TASK REQUIREMENTS: Look below. Copy each line that has "Волгоградской" in it.

== MATERIALS PROVIDED ==

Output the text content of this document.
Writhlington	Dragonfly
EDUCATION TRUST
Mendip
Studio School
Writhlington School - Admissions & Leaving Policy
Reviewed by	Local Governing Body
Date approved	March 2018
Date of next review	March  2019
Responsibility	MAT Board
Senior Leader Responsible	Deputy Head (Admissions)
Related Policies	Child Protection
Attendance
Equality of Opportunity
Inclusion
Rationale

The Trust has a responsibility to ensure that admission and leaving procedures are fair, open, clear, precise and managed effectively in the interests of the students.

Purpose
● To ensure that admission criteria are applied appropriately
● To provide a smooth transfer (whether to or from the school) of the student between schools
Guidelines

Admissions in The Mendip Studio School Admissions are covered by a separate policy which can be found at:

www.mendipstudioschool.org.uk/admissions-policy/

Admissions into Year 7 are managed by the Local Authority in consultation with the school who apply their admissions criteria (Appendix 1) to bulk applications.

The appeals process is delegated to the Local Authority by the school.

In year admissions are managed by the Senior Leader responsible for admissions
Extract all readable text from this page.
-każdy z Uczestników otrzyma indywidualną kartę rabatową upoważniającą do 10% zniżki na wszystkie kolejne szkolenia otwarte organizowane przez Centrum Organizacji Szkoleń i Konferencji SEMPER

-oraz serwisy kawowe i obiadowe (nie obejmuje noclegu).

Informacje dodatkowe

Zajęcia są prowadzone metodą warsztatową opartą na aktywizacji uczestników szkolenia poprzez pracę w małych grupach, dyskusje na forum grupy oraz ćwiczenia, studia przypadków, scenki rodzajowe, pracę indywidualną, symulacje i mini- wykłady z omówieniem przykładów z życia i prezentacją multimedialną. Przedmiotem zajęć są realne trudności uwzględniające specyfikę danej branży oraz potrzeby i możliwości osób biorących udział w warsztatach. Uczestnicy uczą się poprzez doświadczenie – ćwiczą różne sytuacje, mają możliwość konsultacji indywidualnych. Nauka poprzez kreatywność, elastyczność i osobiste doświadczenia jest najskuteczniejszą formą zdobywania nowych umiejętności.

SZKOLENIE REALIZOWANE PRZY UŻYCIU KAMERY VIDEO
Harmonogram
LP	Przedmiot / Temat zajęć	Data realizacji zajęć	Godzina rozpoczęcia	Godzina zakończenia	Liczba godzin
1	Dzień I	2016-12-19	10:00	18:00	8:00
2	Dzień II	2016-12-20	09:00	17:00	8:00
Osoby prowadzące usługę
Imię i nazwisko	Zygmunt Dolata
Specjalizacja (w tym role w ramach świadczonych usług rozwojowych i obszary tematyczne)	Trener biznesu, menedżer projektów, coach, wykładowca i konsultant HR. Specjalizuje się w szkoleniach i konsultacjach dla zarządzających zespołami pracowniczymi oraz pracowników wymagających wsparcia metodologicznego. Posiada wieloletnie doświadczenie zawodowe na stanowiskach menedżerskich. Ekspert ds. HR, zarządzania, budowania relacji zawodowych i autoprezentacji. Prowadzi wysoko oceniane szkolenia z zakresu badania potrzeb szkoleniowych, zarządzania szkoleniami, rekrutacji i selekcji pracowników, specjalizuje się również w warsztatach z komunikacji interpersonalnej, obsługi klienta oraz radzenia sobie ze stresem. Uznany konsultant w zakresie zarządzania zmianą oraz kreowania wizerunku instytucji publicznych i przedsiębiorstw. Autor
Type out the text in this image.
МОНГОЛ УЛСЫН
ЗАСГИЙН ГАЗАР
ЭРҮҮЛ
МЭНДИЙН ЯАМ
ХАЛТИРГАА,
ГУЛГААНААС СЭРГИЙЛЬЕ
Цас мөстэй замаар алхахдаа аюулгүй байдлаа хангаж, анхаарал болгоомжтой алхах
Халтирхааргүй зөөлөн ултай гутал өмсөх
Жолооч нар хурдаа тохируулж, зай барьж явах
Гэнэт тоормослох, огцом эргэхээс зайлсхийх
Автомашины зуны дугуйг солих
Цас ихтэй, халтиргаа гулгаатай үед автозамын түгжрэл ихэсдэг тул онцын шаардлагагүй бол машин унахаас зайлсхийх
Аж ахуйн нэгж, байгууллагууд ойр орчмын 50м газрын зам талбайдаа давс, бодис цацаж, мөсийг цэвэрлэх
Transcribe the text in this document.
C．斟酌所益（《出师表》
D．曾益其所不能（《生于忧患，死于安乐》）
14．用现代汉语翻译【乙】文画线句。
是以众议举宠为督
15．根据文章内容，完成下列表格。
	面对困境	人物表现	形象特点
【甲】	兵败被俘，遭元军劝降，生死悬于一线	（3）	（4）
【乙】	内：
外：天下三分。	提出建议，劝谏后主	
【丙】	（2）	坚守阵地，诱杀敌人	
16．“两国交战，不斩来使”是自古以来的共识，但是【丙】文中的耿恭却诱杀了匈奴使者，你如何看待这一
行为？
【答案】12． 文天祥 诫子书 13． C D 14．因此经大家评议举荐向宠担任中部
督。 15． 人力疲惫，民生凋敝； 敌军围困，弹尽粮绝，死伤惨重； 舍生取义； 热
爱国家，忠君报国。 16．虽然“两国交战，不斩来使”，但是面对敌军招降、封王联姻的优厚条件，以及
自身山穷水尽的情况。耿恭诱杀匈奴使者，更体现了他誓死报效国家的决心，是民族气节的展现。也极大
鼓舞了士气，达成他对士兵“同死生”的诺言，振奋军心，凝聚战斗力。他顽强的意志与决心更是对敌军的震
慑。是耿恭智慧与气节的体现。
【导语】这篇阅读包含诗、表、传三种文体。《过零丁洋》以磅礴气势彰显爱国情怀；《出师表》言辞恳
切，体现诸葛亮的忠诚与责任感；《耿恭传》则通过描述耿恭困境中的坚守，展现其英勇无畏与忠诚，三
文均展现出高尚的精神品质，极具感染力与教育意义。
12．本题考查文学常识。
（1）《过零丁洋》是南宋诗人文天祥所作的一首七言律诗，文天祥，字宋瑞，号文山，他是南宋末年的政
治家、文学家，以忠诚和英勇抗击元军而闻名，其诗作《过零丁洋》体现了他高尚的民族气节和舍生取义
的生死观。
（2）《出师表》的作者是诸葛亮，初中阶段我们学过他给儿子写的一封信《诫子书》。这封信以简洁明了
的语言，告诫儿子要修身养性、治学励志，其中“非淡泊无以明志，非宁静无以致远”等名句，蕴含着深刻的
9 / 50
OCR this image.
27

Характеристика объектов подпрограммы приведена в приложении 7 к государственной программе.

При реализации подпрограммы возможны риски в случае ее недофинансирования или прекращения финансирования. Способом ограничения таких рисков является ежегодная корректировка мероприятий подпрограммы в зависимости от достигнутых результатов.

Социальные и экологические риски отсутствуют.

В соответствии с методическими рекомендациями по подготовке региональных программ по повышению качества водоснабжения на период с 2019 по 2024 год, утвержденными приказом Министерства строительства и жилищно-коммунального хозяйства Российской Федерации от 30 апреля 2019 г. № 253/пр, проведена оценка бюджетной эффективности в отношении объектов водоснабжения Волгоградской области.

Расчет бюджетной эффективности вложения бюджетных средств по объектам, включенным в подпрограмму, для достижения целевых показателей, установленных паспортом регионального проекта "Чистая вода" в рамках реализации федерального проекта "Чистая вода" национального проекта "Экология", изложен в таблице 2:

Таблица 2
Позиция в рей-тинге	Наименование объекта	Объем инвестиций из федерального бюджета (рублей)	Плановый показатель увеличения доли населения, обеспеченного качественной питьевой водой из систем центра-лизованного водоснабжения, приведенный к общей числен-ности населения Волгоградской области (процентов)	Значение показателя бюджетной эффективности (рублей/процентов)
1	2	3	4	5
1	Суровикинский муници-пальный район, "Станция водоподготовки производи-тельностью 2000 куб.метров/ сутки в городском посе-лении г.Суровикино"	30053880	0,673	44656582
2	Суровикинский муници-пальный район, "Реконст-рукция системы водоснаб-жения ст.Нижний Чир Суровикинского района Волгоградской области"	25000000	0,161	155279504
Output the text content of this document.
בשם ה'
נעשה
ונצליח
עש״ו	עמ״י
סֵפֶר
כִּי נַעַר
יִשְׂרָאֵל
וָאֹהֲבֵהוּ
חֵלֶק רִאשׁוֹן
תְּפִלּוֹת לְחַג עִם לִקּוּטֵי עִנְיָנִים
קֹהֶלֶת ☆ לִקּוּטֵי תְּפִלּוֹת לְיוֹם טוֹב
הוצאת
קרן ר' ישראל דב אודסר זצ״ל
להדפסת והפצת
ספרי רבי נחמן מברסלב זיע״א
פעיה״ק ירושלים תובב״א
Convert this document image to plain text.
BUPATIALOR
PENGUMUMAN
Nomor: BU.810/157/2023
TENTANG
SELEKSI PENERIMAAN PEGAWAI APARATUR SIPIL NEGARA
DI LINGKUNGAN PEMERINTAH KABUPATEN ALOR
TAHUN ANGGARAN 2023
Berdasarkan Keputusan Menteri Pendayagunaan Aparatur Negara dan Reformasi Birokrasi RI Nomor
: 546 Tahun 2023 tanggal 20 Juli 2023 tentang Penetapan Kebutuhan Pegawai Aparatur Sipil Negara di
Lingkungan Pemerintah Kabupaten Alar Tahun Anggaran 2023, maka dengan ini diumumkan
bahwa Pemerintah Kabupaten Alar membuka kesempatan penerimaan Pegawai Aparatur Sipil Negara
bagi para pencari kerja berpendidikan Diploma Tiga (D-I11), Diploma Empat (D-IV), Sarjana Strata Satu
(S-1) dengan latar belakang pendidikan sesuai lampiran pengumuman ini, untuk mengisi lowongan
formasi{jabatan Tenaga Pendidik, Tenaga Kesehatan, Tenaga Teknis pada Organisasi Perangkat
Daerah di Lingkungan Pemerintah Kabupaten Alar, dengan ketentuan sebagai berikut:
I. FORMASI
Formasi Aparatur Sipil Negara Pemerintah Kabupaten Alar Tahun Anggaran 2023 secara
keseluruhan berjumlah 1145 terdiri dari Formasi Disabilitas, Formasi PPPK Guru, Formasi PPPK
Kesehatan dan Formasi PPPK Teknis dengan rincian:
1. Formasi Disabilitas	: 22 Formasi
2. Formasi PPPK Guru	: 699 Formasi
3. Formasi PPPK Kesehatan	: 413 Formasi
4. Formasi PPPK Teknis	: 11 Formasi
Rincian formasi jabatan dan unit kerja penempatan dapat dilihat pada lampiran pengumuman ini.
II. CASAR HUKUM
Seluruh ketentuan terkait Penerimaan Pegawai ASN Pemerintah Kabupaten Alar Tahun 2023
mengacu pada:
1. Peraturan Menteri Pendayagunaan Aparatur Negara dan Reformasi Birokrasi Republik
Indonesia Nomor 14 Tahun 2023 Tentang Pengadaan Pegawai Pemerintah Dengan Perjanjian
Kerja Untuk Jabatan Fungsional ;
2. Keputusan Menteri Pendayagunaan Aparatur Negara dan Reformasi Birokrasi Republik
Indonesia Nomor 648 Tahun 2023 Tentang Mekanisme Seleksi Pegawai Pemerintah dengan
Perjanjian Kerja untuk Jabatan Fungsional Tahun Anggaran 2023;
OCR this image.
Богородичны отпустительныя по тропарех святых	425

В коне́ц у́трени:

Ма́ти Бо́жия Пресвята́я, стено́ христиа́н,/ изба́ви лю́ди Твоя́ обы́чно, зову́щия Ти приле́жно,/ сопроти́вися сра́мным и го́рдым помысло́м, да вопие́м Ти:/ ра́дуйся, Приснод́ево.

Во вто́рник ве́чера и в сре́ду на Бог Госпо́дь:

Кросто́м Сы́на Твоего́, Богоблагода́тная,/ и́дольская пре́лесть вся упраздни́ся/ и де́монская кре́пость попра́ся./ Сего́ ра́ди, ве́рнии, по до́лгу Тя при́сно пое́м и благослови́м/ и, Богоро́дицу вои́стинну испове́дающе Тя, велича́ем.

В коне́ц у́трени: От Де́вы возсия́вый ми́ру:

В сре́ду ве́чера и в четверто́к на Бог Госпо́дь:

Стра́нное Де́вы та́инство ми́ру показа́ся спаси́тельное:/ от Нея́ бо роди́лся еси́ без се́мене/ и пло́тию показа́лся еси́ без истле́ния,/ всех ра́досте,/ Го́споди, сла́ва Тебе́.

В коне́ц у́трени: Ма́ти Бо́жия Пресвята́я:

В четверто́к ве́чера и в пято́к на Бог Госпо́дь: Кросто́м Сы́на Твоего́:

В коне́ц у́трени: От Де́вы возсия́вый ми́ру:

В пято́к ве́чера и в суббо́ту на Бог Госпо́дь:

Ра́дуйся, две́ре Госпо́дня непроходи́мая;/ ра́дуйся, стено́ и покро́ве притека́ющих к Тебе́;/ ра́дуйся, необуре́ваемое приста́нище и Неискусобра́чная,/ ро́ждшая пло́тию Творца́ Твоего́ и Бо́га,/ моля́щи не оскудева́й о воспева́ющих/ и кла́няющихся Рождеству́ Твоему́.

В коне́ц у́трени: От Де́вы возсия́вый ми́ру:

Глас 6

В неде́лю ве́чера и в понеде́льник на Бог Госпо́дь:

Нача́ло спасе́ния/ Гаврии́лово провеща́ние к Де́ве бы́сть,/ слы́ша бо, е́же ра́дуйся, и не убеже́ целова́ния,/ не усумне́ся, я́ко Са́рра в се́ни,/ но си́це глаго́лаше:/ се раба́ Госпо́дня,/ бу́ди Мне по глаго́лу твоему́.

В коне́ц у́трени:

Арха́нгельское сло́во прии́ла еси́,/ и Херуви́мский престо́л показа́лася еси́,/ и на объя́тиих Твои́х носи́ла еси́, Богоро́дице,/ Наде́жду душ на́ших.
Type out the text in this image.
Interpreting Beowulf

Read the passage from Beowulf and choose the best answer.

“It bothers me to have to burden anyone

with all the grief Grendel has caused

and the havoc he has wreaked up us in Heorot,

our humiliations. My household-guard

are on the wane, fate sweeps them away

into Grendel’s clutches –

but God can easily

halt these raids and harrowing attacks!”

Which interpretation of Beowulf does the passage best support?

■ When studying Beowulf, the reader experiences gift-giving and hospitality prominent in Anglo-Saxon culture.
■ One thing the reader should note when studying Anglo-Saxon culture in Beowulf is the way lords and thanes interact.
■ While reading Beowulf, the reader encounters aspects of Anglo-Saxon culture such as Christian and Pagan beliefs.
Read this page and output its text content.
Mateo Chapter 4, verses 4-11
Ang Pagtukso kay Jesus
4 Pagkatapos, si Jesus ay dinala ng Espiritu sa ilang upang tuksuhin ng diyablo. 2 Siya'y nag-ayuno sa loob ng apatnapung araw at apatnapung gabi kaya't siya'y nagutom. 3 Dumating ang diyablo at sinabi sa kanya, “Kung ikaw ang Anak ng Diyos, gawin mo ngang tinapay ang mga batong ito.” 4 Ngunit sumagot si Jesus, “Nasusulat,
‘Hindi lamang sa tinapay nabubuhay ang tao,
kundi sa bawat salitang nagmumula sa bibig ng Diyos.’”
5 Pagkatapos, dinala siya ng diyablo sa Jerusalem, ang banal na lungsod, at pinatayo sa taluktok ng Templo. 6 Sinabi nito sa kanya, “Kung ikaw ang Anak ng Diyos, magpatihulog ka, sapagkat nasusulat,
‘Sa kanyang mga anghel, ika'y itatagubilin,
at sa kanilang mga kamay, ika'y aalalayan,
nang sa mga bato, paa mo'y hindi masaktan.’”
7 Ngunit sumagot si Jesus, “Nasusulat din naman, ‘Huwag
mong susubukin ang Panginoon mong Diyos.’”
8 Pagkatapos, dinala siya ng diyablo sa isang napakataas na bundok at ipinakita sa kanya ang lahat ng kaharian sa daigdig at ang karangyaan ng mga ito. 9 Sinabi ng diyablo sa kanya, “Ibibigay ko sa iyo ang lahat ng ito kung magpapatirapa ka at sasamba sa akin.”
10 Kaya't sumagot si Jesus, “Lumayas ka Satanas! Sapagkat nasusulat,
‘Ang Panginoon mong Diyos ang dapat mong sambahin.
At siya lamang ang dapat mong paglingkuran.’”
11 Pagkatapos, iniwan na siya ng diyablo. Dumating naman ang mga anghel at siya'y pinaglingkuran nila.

===

COMPLETED EXERCISE:
В соответствии с методическими рекомендациями по подготовке региональных программ по повышению качества водоснабжения на период с 2019 по 2024 год, утвержденными приказом Министерства строительства и жилищно-коммунального хозяйства Российской Федерации от 30 апреля 2019 г. № 253/пр, проведена оценка бюджетной эффективности в отношении объектов водоснабжения Волгоградской области.
Позиция в рей-тинге	Наименование объекта	Объем инвестиций из федерального бюджета (рублей)	Плановый показатель увеличения доли населения, обеспеченного качественной питьевой водой из систем центра-лизованного водоснабжения, приведенный к общей числен-ности населения Волгоградской области (процентов)	Значение показателя бюджетной эффективности (рублей/процентов)
2	Суровикинский муници-пальный район, "Реконст-рукция системы водоснаб-жения ст.Нижний Чир Суровикинского района Волгоградской области"	25000000	0,161	155279504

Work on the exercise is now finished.